Locate each line in the data that contains the string "source", and reproduce every such line in full.

+ + + + +

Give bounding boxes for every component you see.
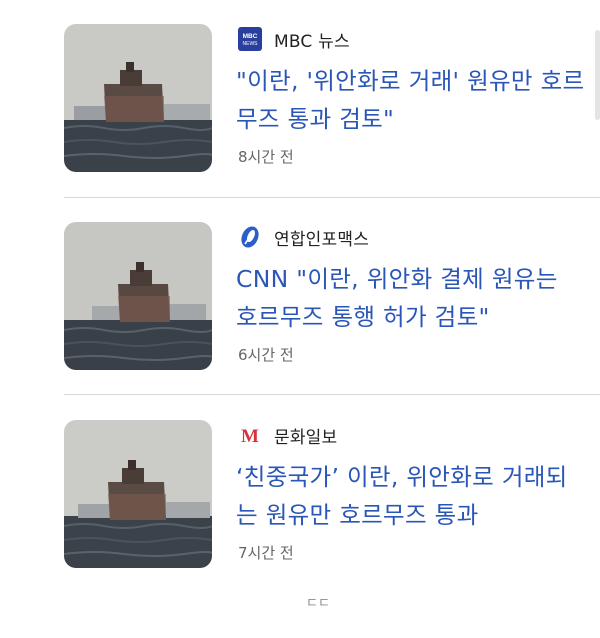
news-thumbnail[interactable] [64,24,212,172]
tanker-ship-image [64,420,212,568]
news-item[interactable]: MBC NEWS MBC 뉴스 "이란, '위안화로 거래' 원유만 호르무즈 … [0,24,600,204]
news-headline[interactable]: CNN "이란, 위안화 결제 원유는 호르무즈 통행 허가 검토" [236,260,586,336]
svg-text:MBC: MBC [243,33,258,40]
news-headline[interactable]: ‘친중국가’ 이란, 위안화로 거래되는 원유만 호르무즈 통과 [236,458,586,534]
yonhap-infomax-logo-icon [238,225,262,249]
source-name[interactable]: 문화일보 [274,423,337,448]
news-item[interactable]: 연합인포맥스 CNN "이란, 위안화 결제 원유는 호르무즈 통행 허가 검토… [0,222,600,402]
news-item[interactable]: M 문화일보 ‘친중국가’ 이란, 위안화로 거래되는 원유만 호르무즈 통과 … [0,420,600,600]
timestamp: 6시간 전 [238,346,294,364]
svg-text:M: M [241,426,259,447]
footer-hint: ㄷㄷ [306,596,330,611]
source-name[interactable]: MBC 뉴스 [274,27,350,52]
tanker-ship-image [64,24,212,172]
news-thumbnail[interactable] [64,222,212,370]
divider [64,394,600,395]
news-thumbnail[interactable] [64,420,212,568]
munhwa-ilbo-logo-icon: M [238,423,262,447]
timestamp: 7시간 전 [238,544,294,562]
divider [64,197,600,198]
svg-text:NEWS: NEWS [243,41,259,47]
source-row[interactable]: M 문화일보 [238,420,337,450]
tanker-ship-image [64,222,212,370]
mbc-news-logo-icon: MBC NEWS [238,27,262,51]
scrollbar[interactable] [595,30,600,120]
news-headline[interactable]: "이란, '위안화로 거래' 원유만 호르무즈 통과 검토" [236,62,586,138]
timestamp: 8시간 전 [238,148,294,166]
source-name[interactable]: 연합인포맥스 [274,225,369,250]
source-row[interactable]: 연합인포맥스 [238,222,369,252]
source-row[interactable]: MBC NEWS MBC 뉴스 [238,24,350,54]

+ + + + +

| Expected answer |
source-name[interactable]: 문화일보 [274,423,337,448]
source-name[interactable]: MBC 뉴스 [274,27,350,52]
source-row[interactable]: M 문화일보 [238,420,337,450]
source-name[interactable]: 연합인포맥스 [274,225,369,250]
source-row[interactable]: 연합인포맥스 [238,222,369,252]
source-row[interactable]: MBC NEWS MBC 뉴스 [238,24,350,54]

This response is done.